TASK REQUIREMENTS — Work out how many lines of the records hold the string "سورة", and reply with that number alone.

** begin RAW RECORDS **

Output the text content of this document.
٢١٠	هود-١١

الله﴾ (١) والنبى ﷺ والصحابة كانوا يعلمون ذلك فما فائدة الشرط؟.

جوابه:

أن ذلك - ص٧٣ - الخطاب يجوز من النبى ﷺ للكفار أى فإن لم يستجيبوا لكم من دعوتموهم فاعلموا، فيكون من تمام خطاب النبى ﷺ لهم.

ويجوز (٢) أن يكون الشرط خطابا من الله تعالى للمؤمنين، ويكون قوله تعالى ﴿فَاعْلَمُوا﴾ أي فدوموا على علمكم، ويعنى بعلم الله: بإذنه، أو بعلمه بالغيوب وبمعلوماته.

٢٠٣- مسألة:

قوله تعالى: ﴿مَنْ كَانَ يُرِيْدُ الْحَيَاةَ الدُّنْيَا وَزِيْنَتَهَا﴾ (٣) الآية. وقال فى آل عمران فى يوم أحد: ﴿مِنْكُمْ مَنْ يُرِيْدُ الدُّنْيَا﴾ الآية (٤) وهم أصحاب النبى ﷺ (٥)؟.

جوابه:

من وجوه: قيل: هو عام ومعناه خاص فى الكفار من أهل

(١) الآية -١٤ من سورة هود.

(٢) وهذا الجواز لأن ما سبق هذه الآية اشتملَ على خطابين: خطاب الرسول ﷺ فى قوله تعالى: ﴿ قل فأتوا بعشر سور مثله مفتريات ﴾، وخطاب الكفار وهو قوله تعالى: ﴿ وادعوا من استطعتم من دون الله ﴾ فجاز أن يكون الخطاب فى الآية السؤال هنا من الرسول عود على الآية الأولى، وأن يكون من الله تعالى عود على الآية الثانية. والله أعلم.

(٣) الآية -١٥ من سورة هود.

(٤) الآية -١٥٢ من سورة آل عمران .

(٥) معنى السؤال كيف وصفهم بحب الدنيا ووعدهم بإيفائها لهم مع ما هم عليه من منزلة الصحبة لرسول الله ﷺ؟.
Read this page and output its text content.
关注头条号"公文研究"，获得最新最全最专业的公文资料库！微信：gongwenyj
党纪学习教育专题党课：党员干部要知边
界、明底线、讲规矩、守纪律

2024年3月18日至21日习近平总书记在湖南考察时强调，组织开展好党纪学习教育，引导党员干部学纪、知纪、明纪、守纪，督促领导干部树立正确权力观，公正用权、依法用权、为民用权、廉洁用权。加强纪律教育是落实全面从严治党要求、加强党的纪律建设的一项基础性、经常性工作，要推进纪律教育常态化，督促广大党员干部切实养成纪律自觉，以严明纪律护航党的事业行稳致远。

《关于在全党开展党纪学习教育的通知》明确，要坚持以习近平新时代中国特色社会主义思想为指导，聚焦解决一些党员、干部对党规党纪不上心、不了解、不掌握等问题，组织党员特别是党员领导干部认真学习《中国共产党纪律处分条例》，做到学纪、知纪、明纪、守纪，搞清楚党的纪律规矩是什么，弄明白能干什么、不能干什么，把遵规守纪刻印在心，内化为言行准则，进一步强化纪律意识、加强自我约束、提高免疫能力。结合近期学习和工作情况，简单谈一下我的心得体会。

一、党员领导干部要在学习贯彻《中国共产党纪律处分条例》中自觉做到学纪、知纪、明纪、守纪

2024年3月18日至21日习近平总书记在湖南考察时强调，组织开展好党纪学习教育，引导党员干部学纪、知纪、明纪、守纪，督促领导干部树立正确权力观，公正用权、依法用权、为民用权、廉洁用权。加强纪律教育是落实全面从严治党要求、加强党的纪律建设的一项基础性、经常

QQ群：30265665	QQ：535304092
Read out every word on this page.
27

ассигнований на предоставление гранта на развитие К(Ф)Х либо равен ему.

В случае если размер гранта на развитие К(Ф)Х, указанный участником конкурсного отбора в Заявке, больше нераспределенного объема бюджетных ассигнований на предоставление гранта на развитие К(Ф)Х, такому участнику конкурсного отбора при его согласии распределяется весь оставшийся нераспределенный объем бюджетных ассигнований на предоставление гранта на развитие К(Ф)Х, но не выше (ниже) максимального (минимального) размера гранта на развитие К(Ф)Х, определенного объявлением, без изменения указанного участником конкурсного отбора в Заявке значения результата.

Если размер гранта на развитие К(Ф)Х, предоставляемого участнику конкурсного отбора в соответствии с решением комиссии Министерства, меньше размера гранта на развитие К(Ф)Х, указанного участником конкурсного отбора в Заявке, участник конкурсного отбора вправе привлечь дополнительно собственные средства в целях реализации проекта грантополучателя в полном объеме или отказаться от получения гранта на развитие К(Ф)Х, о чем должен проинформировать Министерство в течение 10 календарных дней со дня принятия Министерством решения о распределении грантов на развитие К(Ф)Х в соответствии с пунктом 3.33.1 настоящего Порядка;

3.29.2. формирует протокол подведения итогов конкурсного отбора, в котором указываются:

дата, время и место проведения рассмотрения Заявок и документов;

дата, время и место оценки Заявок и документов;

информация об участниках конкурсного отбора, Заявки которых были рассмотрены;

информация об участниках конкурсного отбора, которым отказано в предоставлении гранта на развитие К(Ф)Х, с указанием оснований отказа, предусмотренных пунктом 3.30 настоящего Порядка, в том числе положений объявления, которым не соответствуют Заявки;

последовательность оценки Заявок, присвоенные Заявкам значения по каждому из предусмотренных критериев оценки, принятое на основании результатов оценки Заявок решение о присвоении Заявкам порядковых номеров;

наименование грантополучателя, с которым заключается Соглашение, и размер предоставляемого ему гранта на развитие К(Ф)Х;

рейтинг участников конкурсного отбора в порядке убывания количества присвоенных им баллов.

** end RAW RECORDS **

SOLVED EXERCISE — 3